EXERCISE OBJECTIVE: Filter the data below for the string "text" and copy each matching line.

STORED ROWS:
○ ○ ○ ○ ○ ○ ○

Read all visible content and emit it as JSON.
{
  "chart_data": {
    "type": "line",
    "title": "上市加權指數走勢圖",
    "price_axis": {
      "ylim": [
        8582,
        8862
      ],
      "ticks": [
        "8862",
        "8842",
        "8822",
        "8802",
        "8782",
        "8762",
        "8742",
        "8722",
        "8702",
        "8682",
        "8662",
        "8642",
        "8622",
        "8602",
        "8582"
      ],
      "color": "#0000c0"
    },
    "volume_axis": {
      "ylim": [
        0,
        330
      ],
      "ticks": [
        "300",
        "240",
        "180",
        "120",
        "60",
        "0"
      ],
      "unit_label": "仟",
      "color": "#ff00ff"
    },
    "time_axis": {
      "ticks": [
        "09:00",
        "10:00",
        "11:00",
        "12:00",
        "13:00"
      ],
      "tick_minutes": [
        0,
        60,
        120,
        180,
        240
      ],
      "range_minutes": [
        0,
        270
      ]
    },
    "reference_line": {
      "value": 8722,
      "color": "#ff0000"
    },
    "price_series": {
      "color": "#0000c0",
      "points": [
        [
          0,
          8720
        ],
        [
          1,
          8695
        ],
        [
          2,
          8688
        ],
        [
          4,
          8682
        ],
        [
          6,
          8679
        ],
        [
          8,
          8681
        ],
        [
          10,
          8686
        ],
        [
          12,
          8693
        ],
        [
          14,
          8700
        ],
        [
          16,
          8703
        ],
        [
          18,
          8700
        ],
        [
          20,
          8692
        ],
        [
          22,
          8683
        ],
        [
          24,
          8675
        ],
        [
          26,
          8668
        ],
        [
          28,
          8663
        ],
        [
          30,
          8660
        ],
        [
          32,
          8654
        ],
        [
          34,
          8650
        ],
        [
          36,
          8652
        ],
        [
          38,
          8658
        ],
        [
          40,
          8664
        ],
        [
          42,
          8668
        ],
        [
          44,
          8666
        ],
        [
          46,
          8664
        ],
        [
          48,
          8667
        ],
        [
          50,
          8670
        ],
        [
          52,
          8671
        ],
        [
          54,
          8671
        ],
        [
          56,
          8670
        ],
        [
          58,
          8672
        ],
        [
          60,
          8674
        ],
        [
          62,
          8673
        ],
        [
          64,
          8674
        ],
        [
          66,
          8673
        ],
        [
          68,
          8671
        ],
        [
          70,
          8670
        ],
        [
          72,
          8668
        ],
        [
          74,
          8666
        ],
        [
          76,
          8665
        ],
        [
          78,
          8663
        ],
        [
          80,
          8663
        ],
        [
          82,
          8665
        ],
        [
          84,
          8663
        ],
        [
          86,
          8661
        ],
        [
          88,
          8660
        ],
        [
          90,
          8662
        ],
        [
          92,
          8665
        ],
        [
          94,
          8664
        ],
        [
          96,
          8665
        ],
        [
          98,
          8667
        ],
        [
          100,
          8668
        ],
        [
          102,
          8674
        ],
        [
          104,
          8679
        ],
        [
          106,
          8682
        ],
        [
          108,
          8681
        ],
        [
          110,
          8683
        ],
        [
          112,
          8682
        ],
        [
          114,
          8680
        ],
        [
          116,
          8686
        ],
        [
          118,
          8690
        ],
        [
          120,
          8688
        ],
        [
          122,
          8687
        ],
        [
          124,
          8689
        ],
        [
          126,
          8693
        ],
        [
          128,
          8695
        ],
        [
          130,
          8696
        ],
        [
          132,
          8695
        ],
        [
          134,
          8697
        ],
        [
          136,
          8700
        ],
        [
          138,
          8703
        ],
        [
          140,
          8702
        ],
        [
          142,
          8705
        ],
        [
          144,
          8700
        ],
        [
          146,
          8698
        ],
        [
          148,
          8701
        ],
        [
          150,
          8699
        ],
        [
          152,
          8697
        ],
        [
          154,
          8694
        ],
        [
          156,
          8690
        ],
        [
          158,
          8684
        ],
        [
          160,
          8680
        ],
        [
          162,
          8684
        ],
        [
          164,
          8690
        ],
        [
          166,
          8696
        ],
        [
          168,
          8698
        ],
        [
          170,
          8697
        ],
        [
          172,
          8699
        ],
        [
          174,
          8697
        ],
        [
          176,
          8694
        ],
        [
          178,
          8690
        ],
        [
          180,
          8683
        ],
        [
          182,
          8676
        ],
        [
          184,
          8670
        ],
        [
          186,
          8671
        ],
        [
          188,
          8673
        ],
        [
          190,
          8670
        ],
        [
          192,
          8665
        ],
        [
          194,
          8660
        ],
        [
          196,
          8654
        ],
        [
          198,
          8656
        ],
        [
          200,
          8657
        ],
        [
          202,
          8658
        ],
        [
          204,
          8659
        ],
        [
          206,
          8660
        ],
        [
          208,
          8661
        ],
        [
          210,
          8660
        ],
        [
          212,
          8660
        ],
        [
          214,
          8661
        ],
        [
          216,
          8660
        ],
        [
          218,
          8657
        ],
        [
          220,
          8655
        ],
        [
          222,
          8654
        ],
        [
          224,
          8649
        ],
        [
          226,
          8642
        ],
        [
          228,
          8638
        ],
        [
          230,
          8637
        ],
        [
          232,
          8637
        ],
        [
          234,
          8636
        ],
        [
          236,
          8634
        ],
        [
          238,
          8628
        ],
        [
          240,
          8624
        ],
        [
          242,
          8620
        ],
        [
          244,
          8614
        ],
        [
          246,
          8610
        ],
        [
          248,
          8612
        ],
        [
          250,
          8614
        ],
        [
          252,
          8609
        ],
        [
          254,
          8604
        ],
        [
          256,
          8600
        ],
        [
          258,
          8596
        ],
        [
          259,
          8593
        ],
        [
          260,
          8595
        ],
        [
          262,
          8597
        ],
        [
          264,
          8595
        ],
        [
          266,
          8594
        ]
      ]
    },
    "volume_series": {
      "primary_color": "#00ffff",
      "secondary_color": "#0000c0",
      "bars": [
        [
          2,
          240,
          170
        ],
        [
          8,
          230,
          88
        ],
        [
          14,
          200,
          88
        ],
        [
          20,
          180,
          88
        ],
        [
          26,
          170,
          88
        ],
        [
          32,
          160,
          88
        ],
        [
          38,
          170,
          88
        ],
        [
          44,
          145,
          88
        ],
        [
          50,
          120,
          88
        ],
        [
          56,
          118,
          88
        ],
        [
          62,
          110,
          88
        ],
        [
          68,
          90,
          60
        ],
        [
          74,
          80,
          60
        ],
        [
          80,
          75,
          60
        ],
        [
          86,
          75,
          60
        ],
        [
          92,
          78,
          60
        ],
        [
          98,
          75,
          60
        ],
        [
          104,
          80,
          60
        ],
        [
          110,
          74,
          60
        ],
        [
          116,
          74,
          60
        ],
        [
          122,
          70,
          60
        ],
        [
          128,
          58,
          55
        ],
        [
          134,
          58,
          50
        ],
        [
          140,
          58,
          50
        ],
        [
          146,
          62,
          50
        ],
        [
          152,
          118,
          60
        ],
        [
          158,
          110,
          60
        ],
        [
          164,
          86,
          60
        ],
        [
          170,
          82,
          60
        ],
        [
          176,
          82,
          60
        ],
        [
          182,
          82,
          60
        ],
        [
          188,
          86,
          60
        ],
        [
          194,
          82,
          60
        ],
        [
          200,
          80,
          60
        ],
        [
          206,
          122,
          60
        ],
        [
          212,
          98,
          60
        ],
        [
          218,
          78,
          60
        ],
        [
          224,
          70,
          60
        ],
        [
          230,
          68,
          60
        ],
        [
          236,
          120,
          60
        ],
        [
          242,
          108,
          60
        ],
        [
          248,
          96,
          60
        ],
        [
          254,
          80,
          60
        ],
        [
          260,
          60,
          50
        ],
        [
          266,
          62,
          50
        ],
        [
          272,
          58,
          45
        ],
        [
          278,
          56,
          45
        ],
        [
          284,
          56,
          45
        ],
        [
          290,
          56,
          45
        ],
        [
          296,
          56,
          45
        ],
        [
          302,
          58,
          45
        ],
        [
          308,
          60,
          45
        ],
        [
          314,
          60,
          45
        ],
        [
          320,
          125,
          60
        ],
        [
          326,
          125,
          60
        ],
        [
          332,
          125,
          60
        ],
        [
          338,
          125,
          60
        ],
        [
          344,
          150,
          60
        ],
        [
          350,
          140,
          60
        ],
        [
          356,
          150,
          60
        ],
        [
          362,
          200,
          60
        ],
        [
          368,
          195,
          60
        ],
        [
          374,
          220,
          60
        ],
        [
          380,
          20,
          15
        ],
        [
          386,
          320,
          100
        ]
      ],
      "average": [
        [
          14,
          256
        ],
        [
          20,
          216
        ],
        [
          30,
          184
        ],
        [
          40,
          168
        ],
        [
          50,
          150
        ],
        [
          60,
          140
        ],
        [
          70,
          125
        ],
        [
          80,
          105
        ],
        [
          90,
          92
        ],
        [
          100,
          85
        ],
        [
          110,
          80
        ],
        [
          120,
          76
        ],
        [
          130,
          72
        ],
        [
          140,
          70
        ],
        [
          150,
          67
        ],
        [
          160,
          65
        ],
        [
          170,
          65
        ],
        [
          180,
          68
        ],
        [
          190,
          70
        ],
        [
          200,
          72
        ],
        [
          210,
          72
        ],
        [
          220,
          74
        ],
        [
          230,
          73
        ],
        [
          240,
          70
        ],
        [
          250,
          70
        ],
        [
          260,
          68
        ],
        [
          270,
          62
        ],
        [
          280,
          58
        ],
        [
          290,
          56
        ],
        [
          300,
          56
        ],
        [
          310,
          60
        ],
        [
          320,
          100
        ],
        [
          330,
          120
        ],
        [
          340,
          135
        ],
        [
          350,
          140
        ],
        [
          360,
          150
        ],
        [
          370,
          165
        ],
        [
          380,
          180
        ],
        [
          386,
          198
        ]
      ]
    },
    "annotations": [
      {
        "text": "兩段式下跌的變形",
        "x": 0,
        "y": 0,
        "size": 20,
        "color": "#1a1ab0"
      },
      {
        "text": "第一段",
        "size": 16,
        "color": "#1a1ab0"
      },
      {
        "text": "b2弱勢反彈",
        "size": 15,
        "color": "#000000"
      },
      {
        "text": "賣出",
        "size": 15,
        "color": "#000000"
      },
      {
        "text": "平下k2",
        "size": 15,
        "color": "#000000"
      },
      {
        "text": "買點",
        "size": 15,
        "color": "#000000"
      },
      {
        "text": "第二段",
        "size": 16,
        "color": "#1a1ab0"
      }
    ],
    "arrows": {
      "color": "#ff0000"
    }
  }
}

○ ○ ○ ○ ○ ○ ○

THE RESPONSE:
        "text": "兩段式下跌的變形",
        "text": "第一段",
        "text": "b2弱勢反彈",
        "text": "賣出",
        "text": "平下k2",
        "text": "買點",
        "text": "第二段",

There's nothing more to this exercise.